Page layout parsing data –
------------------------
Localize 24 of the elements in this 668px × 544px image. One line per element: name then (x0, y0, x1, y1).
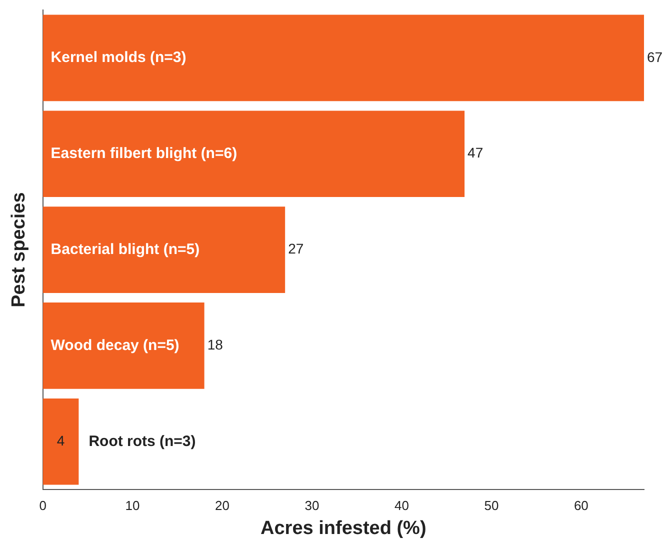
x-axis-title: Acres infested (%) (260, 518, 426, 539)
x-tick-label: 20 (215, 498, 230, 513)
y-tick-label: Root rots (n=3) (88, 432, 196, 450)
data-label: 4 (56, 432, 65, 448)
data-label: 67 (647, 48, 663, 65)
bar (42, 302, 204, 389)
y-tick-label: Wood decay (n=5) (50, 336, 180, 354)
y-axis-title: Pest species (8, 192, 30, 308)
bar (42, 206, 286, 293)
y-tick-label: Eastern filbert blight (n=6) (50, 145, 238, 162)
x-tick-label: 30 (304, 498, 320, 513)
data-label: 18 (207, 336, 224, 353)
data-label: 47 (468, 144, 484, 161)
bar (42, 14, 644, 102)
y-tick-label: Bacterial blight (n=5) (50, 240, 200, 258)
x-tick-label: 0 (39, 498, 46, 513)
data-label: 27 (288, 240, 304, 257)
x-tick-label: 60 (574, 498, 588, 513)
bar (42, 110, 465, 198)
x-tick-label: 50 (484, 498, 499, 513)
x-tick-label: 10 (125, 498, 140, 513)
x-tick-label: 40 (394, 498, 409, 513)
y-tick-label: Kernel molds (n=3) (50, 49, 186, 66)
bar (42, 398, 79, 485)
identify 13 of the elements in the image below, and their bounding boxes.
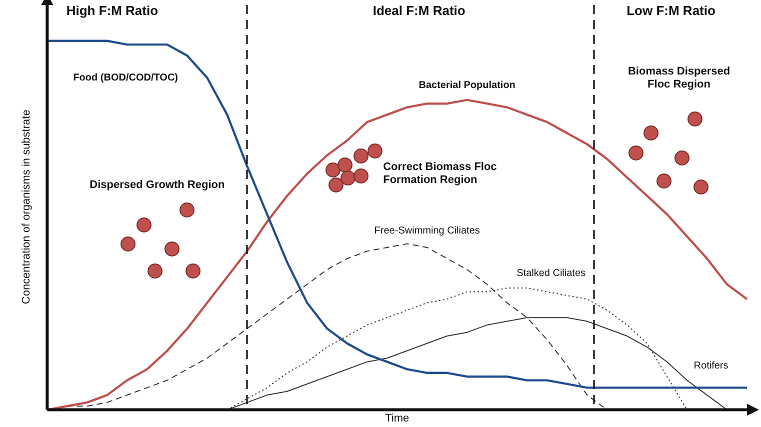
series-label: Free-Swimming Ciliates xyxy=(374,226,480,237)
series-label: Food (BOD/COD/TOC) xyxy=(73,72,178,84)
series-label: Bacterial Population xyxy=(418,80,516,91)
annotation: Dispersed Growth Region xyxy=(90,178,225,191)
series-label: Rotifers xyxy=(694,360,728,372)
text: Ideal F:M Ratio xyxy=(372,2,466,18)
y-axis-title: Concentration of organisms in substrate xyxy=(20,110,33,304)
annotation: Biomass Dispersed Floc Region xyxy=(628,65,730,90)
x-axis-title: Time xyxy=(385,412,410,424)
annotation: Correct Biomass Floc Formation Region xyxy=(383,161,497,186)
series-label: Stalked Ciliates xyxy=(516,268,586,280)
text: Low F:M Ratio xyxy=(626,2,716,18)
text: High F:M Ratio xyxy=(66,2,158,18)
------------------------
PROBLEM DESCRIPTION – Which lines of the records contain the word "Ciliates"? Copy each of them.

SOLUTION –
series-label: Free-Swimming Ciliates xyxy=(374,226,480,237)
series-label: Stalked Ciliates xyxy=(516,268,586,280)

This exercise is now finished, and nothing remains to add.